Your task: Skip the images and copy each record exactly as written.

Source data:
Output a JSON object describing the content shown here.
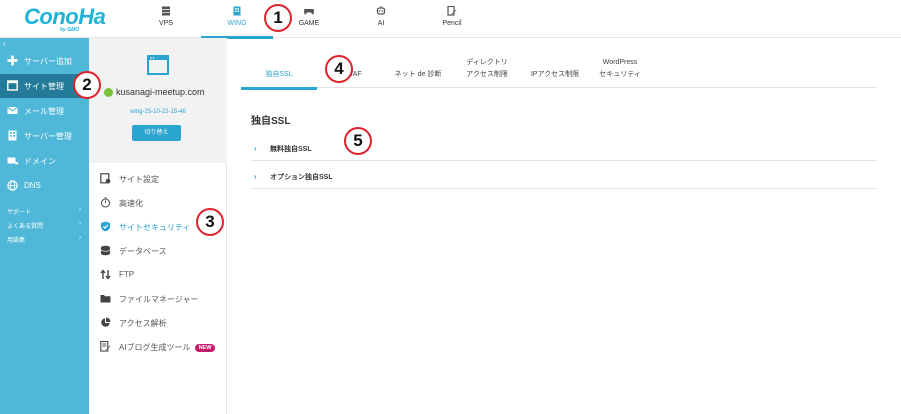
{
  "brand": {
    "logo_text": "ConoHa",
    "logo_sub": "by GMO"
  },
  "topnav": [
    {
      "label": "VPS",
      "icon": "server-icon"
    },
    {
      "label": "WING",
      "icon": "building-icon",
      "active": true
    },
    {
      "label": "GAME",
      "icon": "gamepad-icon"
    },
    {
      "label": "AI",
      "icon": "ai-chip-icon"
    },
    {
      "label": "Pencil",
      "icon": "pencil-doc-icon"
    }
  ],
  "annotations": [
    "1",
    "2",
    "3",
    "4",
    "5"
  ],
  "sidebar": {
    "toggle": "‹",
    "items": [
      {
        "label": "サーバー追加",
        "icon": "plus-icon"
      },
      {
        "label": "サイト管理",
        "icon": "window-icon",
        "active": true
      },
      {
        "label": "メール管理",
        "icon": "mail-icon"
      },
      {
        "label": "サーバー管理",
        "icon": "building-icon"
      },
      {
        "label": "ドメイン",
        "icon": "domain-icon"
      },
      {
        "label": "DNS",
        "icon": "globe-icon"
      }
    ],
    "links": [
      {
        "label": "サポート",
        "chevron": "›"
      },
      {
        "label": "よくある質問",
        "chevron": "›"
      },
      {
        "label": "用語集",
        "chevron": "›"
      }
    ]
  },
  "server": {
    "name": "kusanagi-meetup.com",
    "id": "wing-25-10-22-15-46",
    "switch_label": "切り替え"
  },
  "submenu": [
    {
      "label": "サイト設定",
      "icon": "settings-page-icon"
    },
    {
      "label": "高速化",
      "icon": "stopwatch-icon"
    },
    {
      "label": "サイトセキュリティ",
      "icon": "shield-check-icon",
      "active": true
    },
    {
      "label": "データベース",
      "icon": "database-icon"
    },
    {
      "label": "FTP",
      "icon": "transfer-arrows-icon"
    },
    {
      "label": "ファイルマネージャー",
      "icon": "folder-icon"
    },
    {
      "label": "アクセス解析",
      "icon": "pie-chart-icon"
    },
    {
      "label": "AIブログ生成ツール",
      "icon": "ai-doc-icon",
      "badge": "NEW"
    }
  ],
  "tabs": [
    {
      "lines": [
        "独自SSL"
      ],
      "active": true
    },
    {
      "lines": [
        "WAF"
      ]
    },
    {
      "lines": [
        "ネット de 診断"
      ]
    },
    {
      "lines": [
        "ディレクトリ",
        "アクセス制限"
      ]
    },
    {
      "lines": [
        "IPアクセス制限"
      ]
    },
    {
      "lines": [
        "WordPress",
        "セキュリティ"
      ]
    }
  ],
  "section": {
    "title": "独自SSL",
    "rows": [
      {
        "label": "無料独自SSL",
        "chevron": "›"
      },
      {
        "label": "オプション独自SSL",
        "chevron": "›"
      }
    ]
  },
  "colors": {
    "accent": "#2aa5cf",
    "sidebar": "#4fb8d8",
    "sidebar_active": "#237a99",
    "annotation": "#e0202a",
    "new_badge": "#c61a6b"
  }
}
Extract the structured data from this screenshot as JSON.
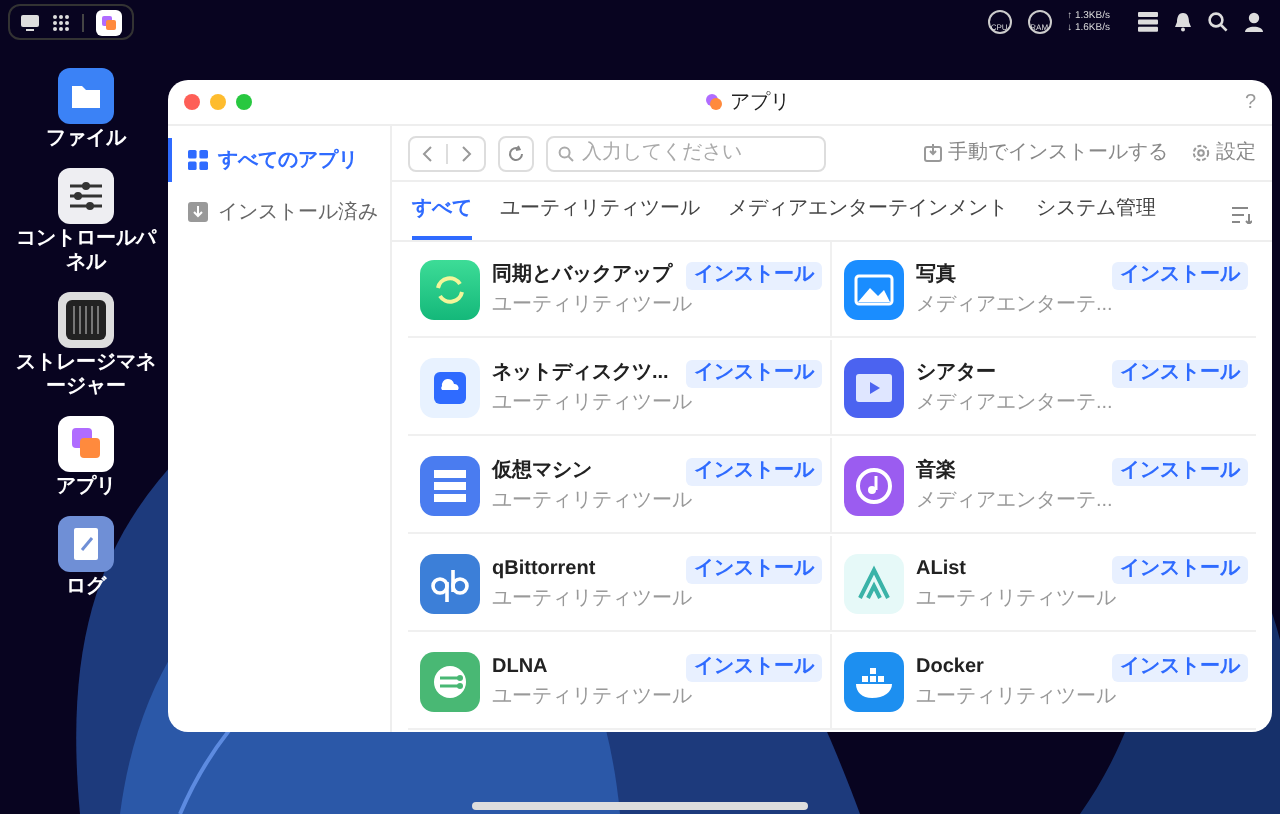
{
  "top_bar": {
    "gauges": [
      "CPU",
      "RAM"
    ],
    "upload": "↑ 1.3KB/s",
    "download": "↓ 1.6KB/s"
  },
  "desktop": {
    "icons": [
      {
        "kind": "files",
        "label": "ファイル"
      },
      {
        "kind": "control",
        "label": "コントロールパネル"
      },
      {
        "kind": "storage",
        "label": "ストレージマネージャー"
      },
      {
        "kind": "apps",
        "label": "アプリ"
      },
      {
        "kind": "log",
        "label": "ログ"
      }
    ]
  },
  "window": {
    "title": "アプリ",
    "help": "?"
  },
  "sidebar": {
    "items": [
      {
        "kind": "all",
        "label": "すべてのアプリ",
        "selected": true
      },
      {
        "kind": "installed",
        "label": "インストール済み",
        "selected": false
      }
    ]
  },
  "toolbar": {
    "search": {
      "placeholder": "入力してください"
    },
    "manual_install": "手動でインストールする",
    "settings": "設定"
  },
  "tabs": [
    {
      "label": "すべて",
      "selected": true
    },
    {
      "label": "ユーティリティツール",
      "selected": false
    },
    {
      "label": "メディアエンターテインメント",
      "selected": false
    },
    {
      "label": "システム管理",
      "selected": false
    }
  ],
  "apps": [
    {
      "kind": "sync",
      "name": "同期とバックアップ",
      "category": "ユーティリティツール",
      "button": "インストール"
    },
    {
      "kind": "photos",
      "name": "写真",
      "category": "メディアエンターテ...",
      "button": "インストール"
    },
    {
      "kind": "netdisk",
      "name": "ネットディスクツ...",
      "category": "ユーティリティツール",
      "button": "インストール"
    },
    {
      "kind": "theater",
      "name": "シアター",
      "category": "メディアエンターテ...",
      "button": "インストール"
    },
    {
      "kind": "vm",
      "name": "仮想マシン",
      "category": "ユーティリティツール",
      "button": "インストール"
    },
    {
      "kind": "music",
      "name": "音楽",
      "category": "メディアエンターテ...",
      "button": "インストール"
    },
    {
      "kind": "qbit",
      "name": "qBittorrent",
      "category": "ユーティリティツール",
      "button": "インストール"
    },
    {
      "kind": "alist",
      "name": "AList",
      "category": "ユーティリティツール",
      "button": "インストール"
    },
    {
      "kind": "dlna",
      "name": "DLNA",
      "category": "ユーティリティツール",
      "button": "インストール"
    },
    {
      "kind": "docker",
      "name": "Docker",
      "category": "ユーティリティツール",
      "button": "インストール"
    }
  ]
}
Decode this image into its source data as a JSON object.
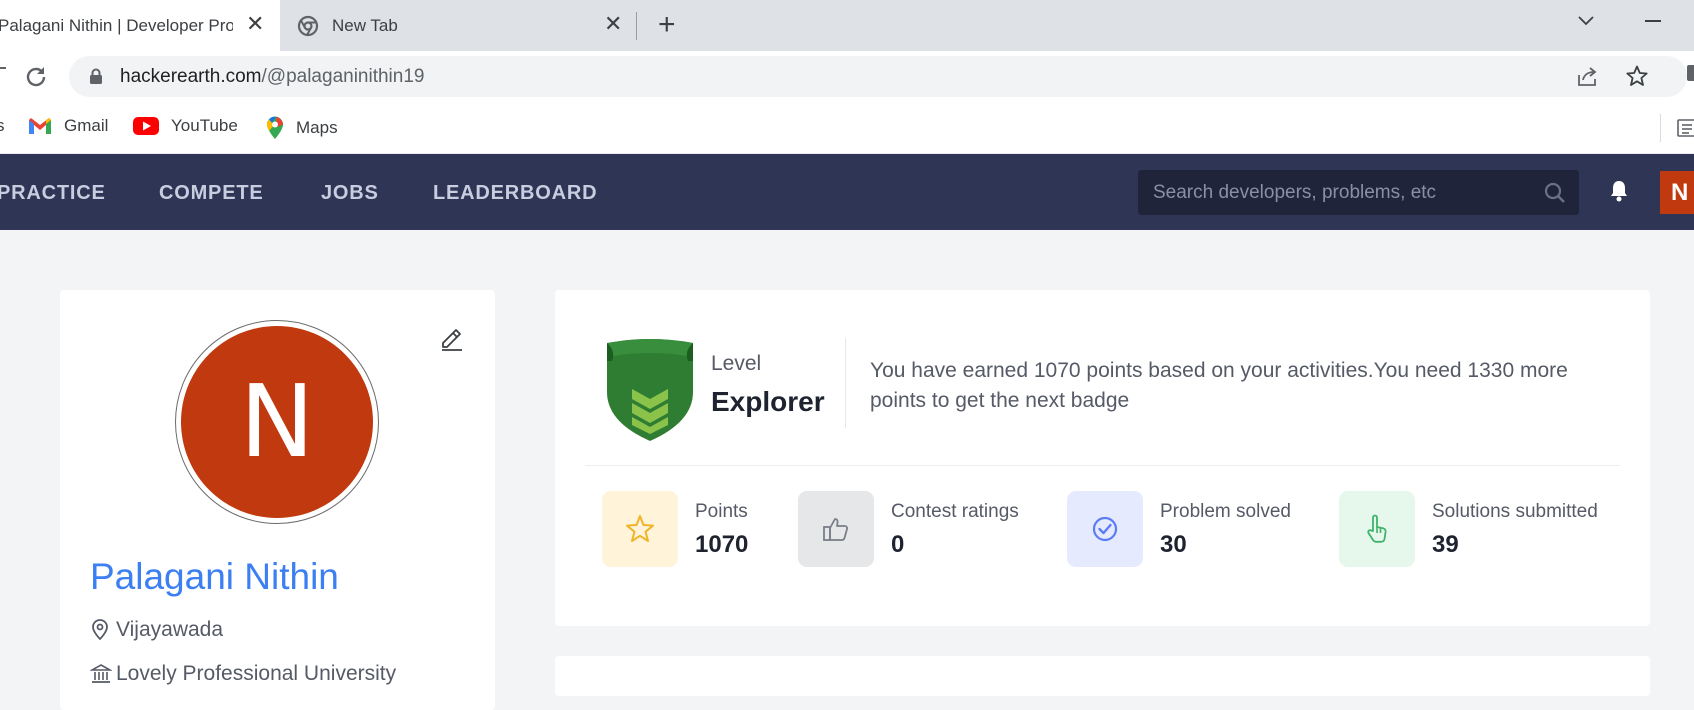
{
  "browser": {
    "tabs": [
      {
        "title": "Palagani Nithin | Developer Profile",
        "active": true
      },
      {
        "title": "New Tab",
        "active": false
      }
    ],
    "url_host": "hackerearth.com",
    "url_path": "/@palaganinithin19",
    "bookmarks": [
      {
        "label": "s",
        "icon": "apps-icon"
      },
      {
        "label": "Gmail",
        "icon": "gmail-icon"
      },
      {
        "label": "YouTube",
        "icon": "youtube-icon"
      },
      {
        "label": "Maps",
        "icon": "maps-icon"
      }
    ]
  },
  "navbar": {
    "items": [
      "PRACTICE",
      "COMPETE",
      "JOBS",
      "LEADERBOARD"
    ],
    "search_placeholder": "Search developers, problems, etc",
    "avatar_initial": "N",
    "accent": "#c0390f",
    "background": "#2f3555"
  },
  "profile": {
    "avatar_initial": "N",
    "name": "Palagani Nithin",
    "location": "Vijayawada",
    "university": "Lovely Professional University",
    "name_color": "#3b7ff2"
  },
  "level": {
    "label": "Level",
    "name": "Explorer",
    "message": "You have earned 1070 points based on your activities.You need 1330 more points to get the next badge",
    "badge_color": "#2e7d32"
  },
  "stats": [
    {
      "label": "Points",
      "value": "1070",
      "icon": "star-icon"
    },
    {
      "label": "Contest ratings",
      "value": "0",
      "icon": "thumbs-up-icon"
    },
    {
      "label": "Problem solved",
      "value": "30",
      "icon": "check-circle-icon"
    },
    {
      "label": "Solutions submitted",
      "value": "39",
      "icon": "pointer-hand-icon"
    }
  ]
}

Exercise result:
Output a JSON object describing the content shown here.
{
  "brand": {
    "logo_text": "ConoHa",
    "logo_sub": "by GMO"
  },
  "topnav": [
    {
      "label": "VPS",
      "icon": "server-icon"
    },
    {
      "label": "WING",
      "icon": "building-icon",
      "active": true
    },
    {
      "label": "GAME",
      "icon": "gamepad-icon"
    },
    {
      "label": "AI",
      "icon": "ai-chip-icon"
    },
    {
      "label": "Pencil",
      "icon": "pencil-doc-icon"
    }
  ],
  "annotations": [
    "1",
    "2",
    "3",
    "4",
    "5"
  ],
  "sidebar": {
    "toggle": "‹",
    "items": [
      {
        "label": "サーバー追加",
        "icon": "plus-icon"
      },
      {
        "label": "サイト管理",
        "icon": "window-icon",
        "active": true
      },
      {
        "label": "メール管理",
        "icon": "mail-icon"
      },
      {
        "label": "サーバー管理",
        "icon": "building-icon"
      },
      {
        "label": "ドメイン",
        "icon": "domain-icon"
      },
      {
        "label": "DNS",
        "icon": "globe-icon"
      }
    ],
    "links": [
      {
        "label": "サポート",
        "chevron": "›"
      },
      {
        "label": "よくある質問",
        "chevron": "›"
      },
      {
        "label": "用語集",
        "chevron": "›"
      }
    ]
  },
  "server": {
    "name": "kusanagi-meetup.com",
    "id": "wing-25-10-22-15-46",
    "switch_label": "切り替え"
  },
  "submenu": [
    {
      "label": "サイト設定",
      "icon": "settings-page-icon"
    },
    {
      "label": "高速化",
      "icon": "stopwatch-icon"
    },
    {
      "label": "サイトセキュリティ",
      "icon": "shield-check-icon",
      "active": true
    },
    {
      "label": "データベース",
      "icon": "database-icon"
    },
    {
      "label": "FTP",
      "icon": "transfer-arrows-icon"
    },
    {
      "label": "ファイルマネージャー",
      "icon": "folder-icon"
    },
    {
      "label": "アクセス解析",
      "icon": "pie-chart-icon"
    },
    {
      "label": "AIブログ生成ツール",
      "icon": "ai-doc-icon",
      "badge": "NEW"
    }
  ],
  "tabs": [
    {
      "lines": [
        "独自SSL"
      ],
      "active": true
    },
    {
      "lines": [
        "WAF"
      ]
    },
    {
      "lines": [
        "ネット de 診断"
      ]
    },
    {
      "lines": [
        "ディレクトリ",
        "アクセス制限"
      ]
    },
    {
      "lines": [
        "IPアクセス制限"
      ]
    },
    {
      "lines": [
        "WordPress",
        "セキュリティ"
      ]
    }
  ],
  "section": {
    "title": "独自SSL",
    "rows": [
      {
        "label": "無料独自SSL",
        "chevron": "›"
      },
      {
        "label": "オプション独自SSL",
        "chevron": "›"
      }
    ]
  },
  "colors": {
    "accent": "#2aa5cf",
    "sidebar": "#4fb8d8",
    "sidebar_active": "#237a99",
    "annotation": "#e0202a",
    "new_badge": "#c61a6b"
  }
}
Extract the structured data from this screenshot as JSON.
{
  "top_bar": {
    "gauges": [
      "CPU",
      "RAM"
    ],
    "upload": "↑ 1.3KB/s",
    "download": "↓ 1.6KB/s"
  },
  "desktop": {
    "icons": [
      {
        "kind": "files",
        "label": "ファイル"
      },
      {
        "kind": "control",
        "label": "コントロールパネル"
      },
      {
        "kind": "storage",
        "label": "ストレージマネージャー"
      },
      {
        "kind": "apps",
        "label": "アプリ"
      },
      {
        "kind": "log",
        "label": "ログ"
      }
    ]
  },
  "window": {
    "title": "アプリ",
    "help": "?"
  },
  "sidebar": {
    "items": [
      {
        "kind": "all",
        "label": "すべてのアプリ",
        "selected": true
      },
      {
        "kind": "installed",
        "label": "インストール済み",
        "selected": false
      }
    ]
  },
  "toolbar": {
    "search": {
      "placeholder": "入力してください"
    },
    "manual_install": "手動でインストールする",
    "settings": "設定"
  },
  "tabs": [
    {
      "label": "すべて",
      "selected": true
    },
    {
      "label": "ユーティリティツール",
      "selected": false
    },
    {
      "label": "メディアエンターテインメント",
      "selected": false
    },
    {
      "label": "システム管理",
      "selected": false
    }
  ],
  "apps": [
    {
      "kind": "sync",
      "name": "同期とバックアップ",
      "category": "ユーティリティツール",
      "button": "インストール"
    },
    {
      "kind": "photos",
      "name": "写真",
      "category": "メディアエンターテ...",
      "button": "インストール"
    },
    {
      "kind": "netdisk",
      "name": "ネットディスクツ...",
      "category": "ユーティリティツール",
      "button": "インストール"
    },
    {
      "kind": "theater",
      "name": "シアター",
      "category": "メディアエンターテ...",
      "button": "インストール"
    },
    {
      "kind": "vm",
      "name": "仮想マシン",
      "category": "ユーティリティツール",
      "button": "インストール"
    },
    {
      "kind": "music",
      "name": "音楽",
      "category": "メディアエンターテ...",
      "button": "インストール"
    },
    {
      "kind": "qbit",
      "name": "qBittorrent",
      "category": "ユーティリティツール",
      "button": "インストール"
    },
    {
      "kind": "alist",
      "name": "AList",
      "category": "ユーティリティツール",
      "button": "インストール"
    },
    {
      "kind": "dlna",
      "name": "DLNA",
      "category": "ユーティリティツール",
      "button": "インストール"
    },
    {
      "kind": "docker",
      "name": "Docker",
      "category": "ユーティリティツール",
      "button": "インストール"
    }
  ]
}
Decode this image into its source data as a JSON object.
{
  "browser": {
    "tabs": [
      {
        "title": "Palagani Nithin | Developer Profile",
        "active": true
      },
      {
        "title": "New Tab",
        "active": false
      }
    ],
    "url_host": "hackerearth.com",
    "url_path": "/@palaganinithin19",
    "bookmarks": [
      {
        "label": "s",
        "icon": "apps-icon"
      },
      {
        "label": "Gmail",
        "icon": "gmail-icon"
      },
      {
        "label": "YouTube",
        "icon": "youtube-icon"
      },
      {
        "label": "Maps",
        "icon": "maps-icon"
      }
    ]
  },
  "navbar": {
    "items": [
      "PRACTICE",
      "COMPETE",
      "JOBS",
      "LEADERBOARD"
    ],
    "search_placeholder": "Search developers, problems, etc",
    "avatar_initial": "N",
    "accent": "#c0390f",
    "background": "#2f3555"
  },
  "profile": {
    "avatar_initial": "N",
    "name": "Palagani Nithin",
    "location": "Vijayawada",
    "university": "Lovely Professional University",
    "name_color": "#3b7ff2"
  },
  "level": {
    "label": "Level",
    "name": "Explorer",
    "message": "You have earned 1070 points based on your activities.You need 1330 more points to get the next badge",
    "badge_color": "#2e7d32"
  },
  "stats": [
    {
      "label": "Points",
      "value": "1070",
      "icon": "star-icon"
    },
    {
      "label": "Contest ratings",
      "value": "0",
      "icon": "thumbs-up-icon"
    },
    {
      "label": "Problem solved",
      "value": "30",
      "icon": "check-circle-icon"
    },
    {
      "label": "Solutions submitted",
      "value": "39",
      "icon": "pointer-hand-icon"
    }
  ]
}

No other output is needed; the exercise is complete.